What is being asked ▸ Transcribe every record that appears below, exactly and in full.

Entries ▸
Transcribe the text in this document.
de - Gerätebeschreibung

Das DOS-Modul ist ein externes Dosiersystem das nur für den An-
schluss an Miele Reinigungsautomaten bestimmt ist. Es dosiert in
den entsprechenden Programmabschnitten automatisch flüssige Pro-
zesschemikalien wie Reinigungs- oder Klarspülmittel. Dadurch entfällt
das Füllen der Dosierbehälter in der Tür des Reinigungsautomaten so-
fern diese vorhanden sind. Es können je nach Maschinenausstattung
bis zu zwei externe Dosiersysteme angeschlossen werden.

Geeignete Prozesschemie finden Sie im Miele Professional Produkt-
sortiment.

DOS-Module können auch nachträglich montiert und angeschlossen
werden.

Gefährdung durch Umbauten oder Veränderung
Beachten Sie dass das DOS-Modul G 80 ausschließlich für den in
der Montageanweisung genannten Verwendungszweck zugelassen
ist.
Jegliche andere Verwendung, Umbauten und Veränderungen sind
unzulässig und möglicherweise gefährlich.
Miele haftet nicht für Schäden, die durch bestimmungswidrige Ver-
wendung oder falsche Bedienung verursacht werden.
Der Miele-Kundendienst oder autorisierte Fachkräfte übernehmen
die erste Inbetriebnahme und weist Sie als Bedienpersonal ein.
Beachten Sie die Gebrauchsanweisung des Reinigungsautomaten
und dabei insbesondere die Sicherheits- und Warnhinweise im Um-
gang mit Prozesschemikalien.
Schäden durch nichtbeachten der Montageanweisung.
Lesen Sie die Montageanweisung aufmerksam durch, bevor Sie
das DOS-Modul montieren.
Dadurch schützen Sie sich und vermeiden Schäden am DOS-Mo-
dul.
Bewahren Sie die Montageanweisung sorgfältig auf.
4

Completed exercise ▸
Transcribe the text in this document.
de - Gerätebeschreibung

Das DOS-Modul ist ein externes Dosiersystem das nur für den An-
schluss an Miele Reinigungsautomaten bestimmt ist. Es dosiert in
den entsprechenden Programmabschnitten automatisch flüssige Pro-
zesschemikalien wie Reinigungs- oder Klarspülmittel. Dadurch entfällt
das Füllen der Dosierbehälter in der Tür des Reinigungsautomaten so-
fern diese vorhanden sind. Es können je nach Maschinenausstattung
bis zu zwei externe Dosiersysteme angeschlossen werden.

Geeignete Prozesschemie finden Sie im Miele Professional Produkt-
sortiment.

DOS-Module können auch nachträglich montiert und angeschlossen
werden.

Gefährdung durch Umbauten oder Veränderung
Beachten Sie dass das DOS-Modul G 80 ausschließlich für den in
der Montageanweisung genannten Verwendungszweck zugelassen
ist.
Jegliche andere Verwendung, Umbauten und Veränderungen sind
unzulässig und möglicherweise gefährlich.
Miele haftet nicht für Schäden, die durch bestimmungswidrige Ver-
wendung oder falsche Bedienung verursacht werden.
Der Miele-Kundendienst oder autorisierte Fachkräfte übernehmen
die erste Inbetriebnahme und weist Sie als Bedienpersonal ein.
Beachten Sie die Gebrauchsanweisung des Reinigungsautomaten
und dabei insbesondere die Sicherheits- und Warnhinweise im Um-
gang mit Prozesschemikalien.
Schäden durch nichtbeachten der Montageanweisung.
Lesen Sie die Montageanweisung aufmerksam durch, bevor Sie
das DOS-Modul montieren.
Dadurch schützen Sie sich und vermeiden Schäden am DOS-Mo-
dul.
Bewahren Sie die Montageanweisung sorgfältig auf.
4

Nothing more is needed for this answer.